● **Complete the following**
a: In the R34 GTR front diff thread below, repeat word for word the part that opens with the words containing "Ask your question" and closes with "(intead of 0.8Nm)".
b: In the R34 GTR front diff thread below, what backlash did the original poster measure?
c: Write the next part of the R34 GTR front diff thread below, picking up after its final sentence.

● **Text excerpt**
--- Begin ---

# $$ Advice for R34 gtr front diff setting



## bigboss59400 (Apr 8, 2012)

Hello,

I'm rebuilding my R34 gtr front diff since a few weeks now however I'm doubting on some aspect and can't decided...
So I'm looking for someone who has experienced in this because I have specific questions.
I'm willing to pay for this

Best regards


----------



## Takeshi23 (Oct 6, 2019)

Ask your question here, I'm sure someone can help you.


----------



## bigboss59400 (Apr 8, 2012)

OK I will try,

Following the R32/R33 service manual and having all the correct tools, I got so far :

0.7Nm of pinion preload (intead of 0.8Nm)
gear tooth pattern is ok
backlash between 0.11mm and 0.15mm
total preload of 0.9Nm instead of 1.8Nm and that's my concern...I can't get the carrier side bearing preload to the specifications

I can rotate the ring hardly by hand.

I also noticed that even if I don't put the LSD inside the case, and screw the part circle in green, the case is deforming of about +0.04mm ! (red arrow)
if I put the LSD inside and a shim (purple circle) of 0.80 (which makes in my case 0.45mm of axial constraints), the case is deforming of about +0.15mm!!

--- End ---

● **Recorded data**
--- Begin ---

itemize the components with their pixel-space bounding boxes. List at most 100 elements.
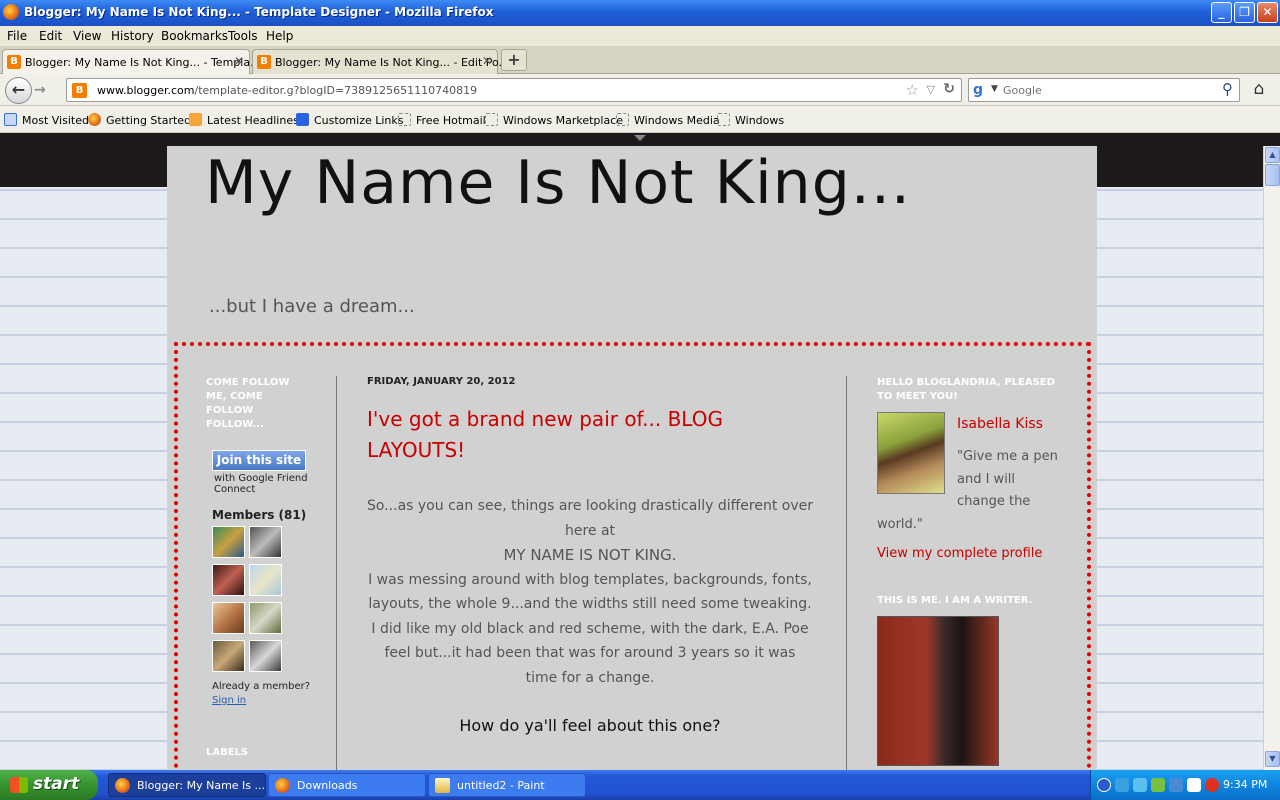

--- End ---

● **Answers provided**
a:
Ask your question here, I'm sure someone can help you.


----------



## bigboss59400 (Apr 8, 2012)

OK I will try,

Following the R32/R33 service manual and having all the correct tools, I got so far :

0.7Nm of pinion preload (intead of 0.8Nm)

b: Between 0.11mm and 0.15mm.

c:
If I constraint more then I get of course a bigger preload for the carrier bearing preload but then I can't get the backlash into specifications as well as the gear pattern and I can't rotate anymore by hand and I feel some hard points...
Is it normal to obeserve such deformations ? or is my carrier case damaged and/or the part in green ?

Everything is new, except the carrier case, the part in green and the pinion and ring (they should be like new...)

Are you able to move the ring by hand on your front diff ?

Should I stick with my low preload of the carrier bearing of 0.2Nm instead of the 1Nm asked ?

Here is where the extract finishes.